_Written problem_
Each line that holds the word "NaCl" counts once; report the total and nothing else.
— start Data listing —
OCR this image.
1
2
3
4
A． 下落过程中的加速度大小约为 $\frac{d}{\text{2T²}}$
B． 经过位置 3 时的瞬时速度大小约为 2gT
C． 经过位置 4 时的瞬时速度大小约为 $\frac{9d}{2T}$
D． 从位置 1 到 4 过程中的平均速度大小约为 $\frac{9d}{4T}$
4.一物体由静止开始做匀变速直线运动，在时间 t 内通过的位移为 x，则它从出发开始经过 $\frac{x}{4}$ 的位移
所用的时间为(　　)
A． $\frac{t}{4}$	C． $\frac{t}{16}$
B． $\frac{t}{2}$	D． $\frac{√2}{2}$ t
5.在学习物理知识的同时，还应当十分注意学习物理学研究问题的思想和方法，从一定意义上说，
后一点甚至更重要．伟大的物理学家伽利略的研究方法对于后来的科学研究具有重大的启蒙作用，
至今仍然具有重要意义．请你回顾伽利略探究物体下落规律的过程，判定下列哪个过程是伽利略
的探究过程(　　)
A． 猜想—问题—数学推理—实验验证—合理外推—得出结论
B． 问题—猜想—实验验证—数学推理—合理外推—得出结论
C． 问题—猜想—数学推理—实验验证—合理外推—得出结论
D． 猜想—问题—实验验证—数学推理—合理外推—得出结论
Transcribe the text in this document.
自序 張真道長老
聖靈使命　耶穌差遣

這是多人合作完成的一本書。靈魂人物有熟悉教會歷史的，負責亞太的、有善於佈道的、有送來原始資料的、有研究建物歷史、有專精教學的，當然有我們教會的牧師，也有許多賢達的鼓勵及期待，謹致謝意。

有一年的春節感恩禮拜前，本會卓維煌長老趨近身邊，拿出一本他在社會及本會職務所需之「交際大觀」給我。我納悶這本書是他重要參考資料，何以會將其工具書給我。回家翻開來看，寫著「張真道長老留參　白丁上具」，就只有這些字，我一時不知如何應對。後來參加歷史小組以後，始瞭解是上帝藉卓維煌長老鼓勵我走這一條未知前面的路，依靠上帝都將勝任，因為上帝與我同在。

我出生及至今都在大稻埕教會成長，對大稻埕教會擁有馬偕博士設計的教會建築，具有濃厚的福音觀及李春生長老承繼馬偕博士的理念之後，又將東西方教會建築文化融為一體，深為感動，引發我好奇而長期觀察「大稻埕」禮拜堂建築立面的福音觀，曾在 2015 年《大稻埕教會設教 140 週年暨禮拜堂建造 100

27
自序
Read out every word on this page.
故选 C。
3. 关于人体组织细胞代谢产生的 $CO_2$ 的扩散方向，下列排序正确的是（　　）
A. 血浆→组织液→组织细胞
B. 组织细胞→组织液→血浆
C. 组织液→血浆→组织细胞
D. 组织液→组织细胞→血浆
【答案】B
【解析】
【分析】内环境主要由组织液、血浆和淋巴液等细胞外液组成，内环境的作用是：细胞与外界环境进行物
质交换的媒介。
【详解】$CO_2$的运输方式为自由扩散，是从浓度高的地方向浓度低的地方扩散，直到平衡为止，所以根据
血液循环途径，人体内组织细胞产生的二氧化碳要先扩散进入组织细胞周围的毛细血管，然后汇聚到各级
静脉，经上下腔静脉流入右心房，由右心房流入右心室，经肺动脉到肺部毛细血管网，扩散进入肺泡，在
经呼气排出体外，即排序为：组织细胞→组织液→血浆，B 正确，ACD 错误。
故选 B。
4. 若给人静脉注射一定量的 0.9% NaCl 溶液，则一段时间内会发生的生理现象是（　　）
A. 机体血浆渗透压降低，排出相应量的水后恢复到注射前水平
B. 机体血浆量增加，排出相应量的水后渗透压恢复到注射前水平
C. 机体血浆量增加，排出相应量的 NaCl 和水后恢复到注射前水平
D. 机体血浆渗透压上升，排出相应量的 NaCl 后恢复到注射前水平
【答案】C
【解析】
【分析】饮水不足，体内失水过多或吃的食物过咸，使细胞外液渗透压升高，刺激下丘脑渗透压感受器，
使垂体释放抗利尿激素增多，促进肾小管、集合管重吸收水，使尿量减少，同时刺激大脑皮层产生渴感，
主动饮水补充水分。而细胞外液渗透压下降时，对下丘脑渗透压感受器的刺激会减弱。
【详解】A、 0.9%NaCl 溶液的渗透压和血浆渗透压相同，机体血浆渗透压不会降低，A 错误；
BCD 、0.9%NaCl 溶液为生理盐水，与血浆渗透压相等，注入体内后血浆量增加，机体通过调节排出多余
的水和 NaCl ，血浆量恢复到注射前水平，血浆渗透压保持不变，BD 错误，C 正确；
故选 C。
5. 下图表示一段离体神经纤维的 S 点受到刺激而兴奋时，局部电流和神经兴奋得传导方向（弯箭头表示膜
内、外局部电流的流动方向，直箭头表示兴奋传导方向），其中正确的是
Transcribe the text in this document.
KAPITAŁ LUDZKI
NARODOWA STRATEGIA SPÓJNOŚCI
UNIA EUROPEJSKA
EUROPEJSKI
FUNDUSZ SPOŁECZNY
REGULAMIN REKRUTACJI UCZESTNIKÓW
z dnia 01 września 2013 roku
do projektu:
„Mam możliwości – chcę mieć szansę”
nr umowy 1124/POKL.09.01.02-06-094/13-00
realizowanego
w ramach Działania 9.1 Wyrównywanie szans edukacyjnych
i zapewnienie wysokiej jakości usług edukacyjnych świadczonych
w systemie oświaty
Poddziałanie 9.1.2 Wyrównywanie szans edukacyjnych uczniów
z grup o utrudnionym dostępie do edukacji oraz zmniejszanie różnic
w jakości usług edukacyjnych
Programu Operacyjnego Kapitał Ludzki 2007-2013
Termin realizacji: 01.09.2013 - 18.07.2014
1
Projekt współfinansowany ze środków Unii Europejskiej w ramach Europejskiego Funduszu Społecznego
— end Data listing —
_Written solution_
6